START Dataset content

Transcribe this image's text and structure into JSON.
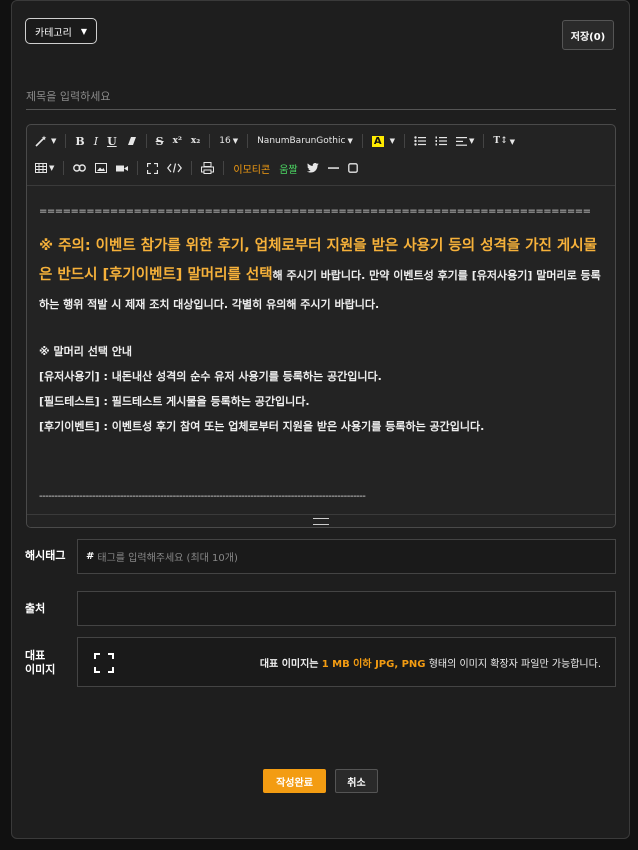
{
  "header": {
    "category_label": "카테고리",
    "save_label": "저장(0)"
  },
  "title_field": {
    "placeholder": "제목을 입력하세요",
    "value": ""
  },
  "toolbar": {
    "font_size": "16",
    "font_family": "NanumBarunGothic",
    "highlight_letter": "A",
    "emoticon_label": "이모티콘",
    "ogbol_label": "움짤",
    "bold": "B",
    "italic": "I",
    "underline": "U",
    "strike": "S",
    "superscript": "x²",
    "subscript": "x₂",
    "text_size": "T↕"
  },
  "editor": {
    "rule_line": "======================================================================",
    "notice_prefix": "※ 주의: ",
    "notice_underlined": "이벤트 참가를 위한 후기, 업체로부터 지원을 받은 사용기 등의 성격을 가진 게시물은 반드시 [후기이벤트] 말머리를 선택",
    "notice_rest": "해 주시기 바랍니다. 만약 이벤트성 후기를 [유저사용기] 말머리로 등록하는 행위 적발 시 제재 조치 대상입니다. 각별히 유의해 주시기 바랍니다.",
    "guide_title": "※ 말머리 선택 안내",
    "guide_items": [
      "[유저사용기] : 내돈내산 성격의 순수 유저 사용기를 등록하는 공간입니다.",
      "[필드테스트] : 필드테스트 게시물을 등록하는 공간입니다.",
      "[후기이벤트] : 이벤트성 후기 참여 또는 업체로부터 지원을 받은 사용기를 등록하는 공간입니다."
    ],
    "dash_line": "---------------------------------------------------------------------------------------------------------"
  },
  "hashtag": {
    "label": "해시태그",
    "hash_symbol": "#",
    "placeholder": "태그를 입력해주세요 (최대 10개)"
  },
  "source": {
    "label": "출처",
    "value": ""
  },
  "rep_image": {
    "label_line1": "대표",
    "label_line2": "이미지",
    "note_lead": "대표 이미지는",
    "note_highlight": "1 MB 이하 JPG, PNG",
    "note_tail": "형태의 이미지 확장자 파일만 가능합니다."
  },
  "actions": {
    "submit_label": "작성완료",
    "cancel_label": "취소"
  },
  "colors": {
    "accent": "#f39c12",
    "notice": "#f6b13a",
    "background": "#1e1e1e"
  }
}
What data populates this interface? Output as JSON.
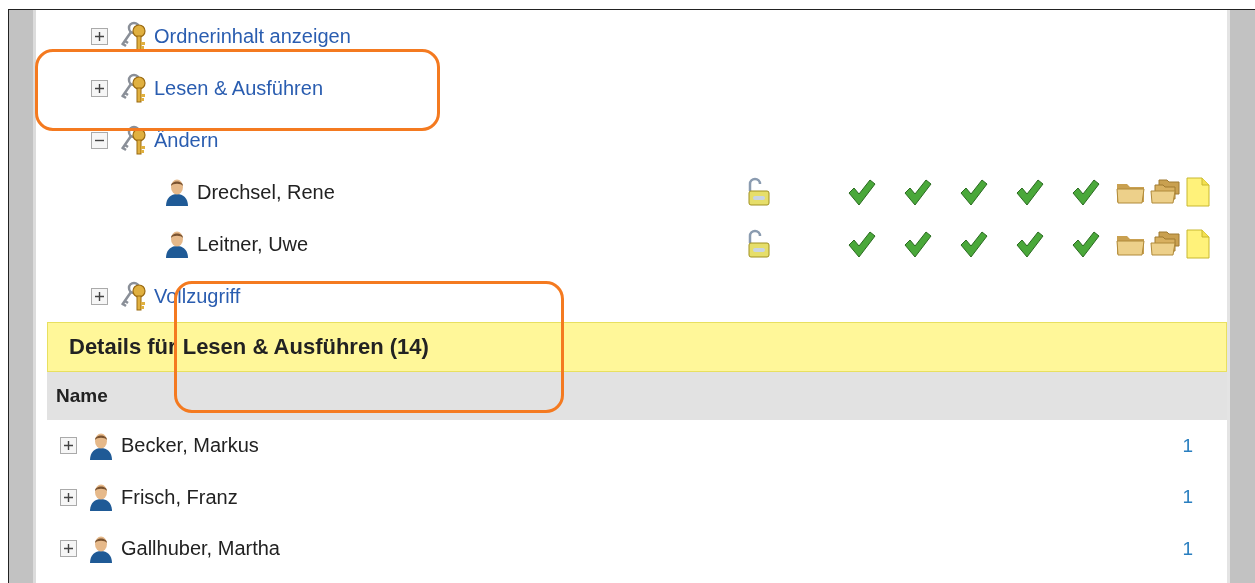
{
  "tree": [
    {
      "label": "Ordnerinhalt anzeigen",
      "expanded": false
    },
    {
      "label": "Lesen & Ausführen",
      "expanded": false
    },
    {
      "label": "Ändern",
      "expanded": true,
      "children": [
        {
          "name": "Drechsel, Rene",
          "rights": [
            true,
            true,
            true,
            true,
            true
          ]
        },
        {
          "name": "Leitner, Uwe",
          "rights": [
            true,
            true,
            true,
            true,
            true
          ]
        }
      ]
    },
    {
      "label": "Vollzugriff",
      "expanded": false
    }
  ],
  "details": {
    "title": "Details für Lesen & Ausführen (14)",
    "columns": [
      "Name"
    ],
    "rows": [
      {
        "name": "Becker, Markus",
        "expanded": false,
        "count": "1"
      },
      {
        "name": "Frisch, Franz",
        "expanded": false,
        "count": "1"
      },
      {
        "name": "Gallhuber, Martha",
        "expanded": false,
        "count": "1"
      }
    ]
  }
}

END Dataset content

_The request:_
Retype each record exactly as it stands, but do not include the pictures.

_Final answer:_
Transcribe this image's text and structure into JSON.
{
  "header": {
    "category_label": "카테고리",
    "save_label": "저장(0)"
  },
  "title_field": {
    "placeholder": "제목을 입력하세요",
    "value": ""
  },
  "toolbar": {
    "font_size": "16",
    "font_family": "NanumBarunGothic",
    "highlight_letter": "A",
    "emoticon_label": "이모티콘",
    "ogbol_label": "움짤",
    "bold": "B",
    "italic": "I",
    "underline": "U",
    "strike": "S",
    "superscript": "x²",
    "subscript": "x₂",
    "text_size": "T↕"
  },
  "editor": {
    "rule_line": "======================================================================",
    "notice_prefix": "※ 주의: ",
    "notice_underlined": "이벤트 참가를 위한 후기, 업체로부터 지원을 받은 사용기 등의 성격을 가진 게시물은 반드시 [후기이벤트] 말머리를 선택",
    "notice_rest": "해 주시기 바랍니다. 만약 이벤트성 후기를 [유저사용기] 말머리로 등록하는 행위 적발 시 제재 조치 대상입니다. 각별히 유의해 주시기 바랍니다.",
    "guide_title": "※ 말머리 선택 안내",
    "guide_items": [
      "[유저사용기] : 내돈내산 성격의 순수 유저 사용기를 등록하는 공간입니다.",
      "[필드테스트] : 필드테스트 게시물을 등록하는 공간입니다.",
      "[후기이벤트] : 이벤트성 후기 참여 또는 업체로부터 지원을 받은 사용기를 등록하는 공간입니다."
    ],
    "dash_line": "---------------------------------------------------------------------------------------------------------"
  },
  "hashtag": {
    "label": "해시태그",
    "hash_symbol": "#",
    "placeholder": "태그를 입력해주세요 (최대 10개)"
  },
  "source": {
    "label": "출처",
    "value": ""
  },
  "rep_image": {
    "label_line1": "대표",
    "label_line2": "이미지",
    "note_lead": "대표 이미지는",
    "note_highlight": "1 MB 이하 JPG, PNG",
    "note_tail": "형태의 이미지 확장자 파일만 가능합니다."
  },
  "actions": {
    "submit_label": "작성완료",
    "cancel_label": "취소"
  },
  "colors": {
    "accent": "#f39c12",
    "notice": "#f6b13a",
    "background": "#1e1e1e"
  }
}
What data populates this interface? Output as JSON.
{
  "tree": [
    {
      "label": "Ordnerinhalt anzeigen",
      "expanded": false
    },
    {
      "label": "Lesen & Ausführen",
      "expanded": false
    },
    {
      "label": "Ändern",
      "expanded": true,
      "children": [
        {
          "name": "Drechsel, Rene",
          "rights": [
            true,
            true,
            true,
            true,
            true
          ]
        },
        {
          "name": "Leitner, Uwe",
          "rights": [
            true,
            true,
            true,
            true,
            true
          ]
        }
      ]
    },
    {
      "label": "Vollzugriff",
      "expanded": false
    }
  ],
  "details": {
    "title": "Details für Lesen & Ausführen (14)",
    "columns": [
      "Name"
    ],
    "rows": [
      {
        "name": "Becker, Markus",
        "expanded": false,
        "count": "1"
      },
      {
        "name": "Frisch, Franz",
        "expanded": false,
        "count": "1"
      },
      {
        "name": "Gallhuber, Martha",
        "expanded": false,
        "count": "1"
      }
    ]
  }
}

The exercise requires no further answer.